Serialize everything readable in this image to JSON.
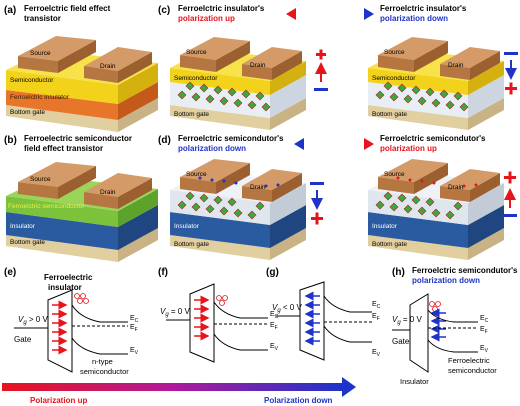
{
  "panels": {
    "a": {
      "letter": "(a)",
      "title_line1": "Ferroelctric field effect",
      "title_line2": "transistor",
      "layers": {
        "source": "Source",
        "drain": "Drain",
        "semiconductor": "Semiconductor",
        "ferro": "Ferroelctric insulator",
        "gate": "Bottom gate"
      }
    },
    "b": {
      "letter": "(b)",
      "title_line1": "Ferroelectric semiconductor",
      "title_line2": "field effect transistor",
      "layers": {
        "source": "Source",
        "drain": "Drain",
        "ferro_semi": "Ferroelctric semiconductor",
        "insulator": "Insulator",
        "gate": "Bottom gate"
      }
    },
    "c": {
      "letter": "(c)",
      "left_title1": "Ferroelctric insulator's",
      "left_title2": "polarization up",
      "right_title1": "Ferroelctric insulator's",
      "right_title2": "polarization down",
      "layers": {
        "source": "Source",
        "drain": "Drain",
        "semiconductor": "Semiconductor",
        "gate": "Bottom gate"
      }
    },
    "d": {
      "letter": "(d)",
      "left_title1": "Ferroelctric semicondutor's",
      "left_title2": "polarization down",
      "right_title1": "Ferroelctric semicondutor's",
      "right_title2": "polarization up",
      "layers": {
        "source": "Source",
        "drain": "Drain",
        "insulator": "Insulator",
        "gate": "Bottom gate"
      }
    },
    "e": {
      "letter": "(e)",
      "top1": "Ferroelectric",
      "top2": "insulator",
      "vg": "V",
      "vg_sub": "g",
      "vg_rest": " > 0 V",
      "gate": "Gate",
      "semi1": "n-type",
      "semi2": "semiconductor"
    },
    "f": {
      "letter": "(f)",
      "vg": "V",
      "vg_sub": "g",
      "vg_rest": " = 0 V"
    },
    "g": {
      "letter": "(g)",
      "vg": "V",
      "vg_sub": "g",
      "vg_rest": " < 0 V"
    },
    "h": {
      "letter": "(h)",
      "title1": "Ferroelctric semicondutor's",
      "title2": "polarization down",
      "vg": "V",
      "vg_sub": "g",
      "vg_rest": " = 0 V",
      "gate": "Gate",
      "insulator": "Insulator",
      "fs1": "Ferroelectric",
      "fs2": "semiconductor"
    }
  },
  "band_labels": {
    "ec": "E",
    "ec_sub": "C",
    "ef": "E",
    "ef_sub": "F",
    "ev": "E",
    "ev_sub": "V"
  },
  "bottom_arrow": {
    "left": "Polarization up",
    "right": "Polarization down"
  },
  "colors": {
    "red": "#e8141c",
    "blue": "#1e33c8",
    "source_drain": "#c98d5a",
    "semiconductor": "#f2d21a",
    "ferro": "#e8762a",
    "gate": "#eedcb0",
    "green_layer": "#7cc23a",
    "insulator": "#2a5aa0"
  }
}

GIVEN INSTRUCTION: Repeat the material above in full and exactly, omitting the pictures.

EXERCISE OUTPUT:
Serialize everything readable in this image to JSON.
{
  "panels": {
    "a": {
      "letter": "(a)",
      "title_line1": "Ferroelctric field effect",
      "title_line2": "transistor",
      "layers": {
        "source": "Source",
        "drain": "Drain",
        "semiconductor": "Semiconductor",
        "ferro": "Ferroelctric insulator",
        "gate": "Bottom gate"
      }
    },
    "b": {
      "letter": "(b)",
      "title_line1": "Ferroelectric semiconductor",
      "title_line2": "field effect transistor",
      "layers": {
        "source": "Source",
        "drain": "Drain",
        "ferro_semi": "Ferroelctric semiconductor",
        "insulator": "Insulator",
        "gate": "Bottom gate"
      }
    },
    "c": {
      "letter": "(c)",
      "left_title1": "Ferroelctric insulator's",
      "left_title2": "polarization up",
      "right_title1": "Ferroelctric insulator's",
      "right_title2": "polarization down",
      "layers": {
        "source": "Source",
        "drain": "Drain",
        "semiconductor": "Semiconductor",
        "gate": "Bottom gate"
      }
    },
    "d": {
      "letter": "(d)",
      "left_title1": "Ferroelctric semicondutor's",
      "left_title2": "polarization down",
      "right_title1": "Ferroelctric semicondutor's",
      "right_title2": "polarization up",
      "layers": {
        "source": "Source",
        "drain": "Drain",
        "insulator": "Insulator",
        "gate": "Bottom gate"
      }
    },
    "e": {
      "letter": "(e)",
      "top1": "Ferroelectric",
      "top2": "insulator",
      "vg": "V",
      "vg_sub": "g",
      "vg_rest": " > 0 V",
      "gate": "Gate",
      "semi1": "n-type",
      "semi2": "semiconductor"
    },
    "f": {
      "letter": "(f)",
      "vg": "V",
      "vg_sub": "g",
      "vg_rest": " = 0 V"
    },
    "g": {
      "letter": "(g)",
      "vg": "V",
      "vg_sub": "g",
      "vg_rest": " < 0 V"
    },
    "h": {
      "letter": "(h)",
      "title1": "Ferroelctric semicondutor's",
      "title2": "polarization down",
      "vg": "V",
      "vg_sub": "g",
      "vg_rest": " = 0 V",
      "gate": "Gate",
      "insulator": "Insulator",
      "fs1": "Ferroelectric",
      "fs2": "semiconductor"
    }
  },
  "band_labels": {
    "ec": "E",
    "ec_sub": "C",
    "ef": "E",
    "ef_sub": "F",
    "ev": "E",
    "ev_sub": "V"
  },
  "bottom_arrow": {
    "left": "Polarization up",
    "right": "Polarization down"
  },
  "colors": {
    "red": "#e8141c",
    "blue": "#1e33c8",
    "source_drain": "#c98d5a",
    "semiconductor": "#f2d21a",
    "ferro": "#e8762a",
    "gate": "#eedcb0",
    "green_layer": "#7cc23a",
    "insulator": "#2a5aa0"
  }
}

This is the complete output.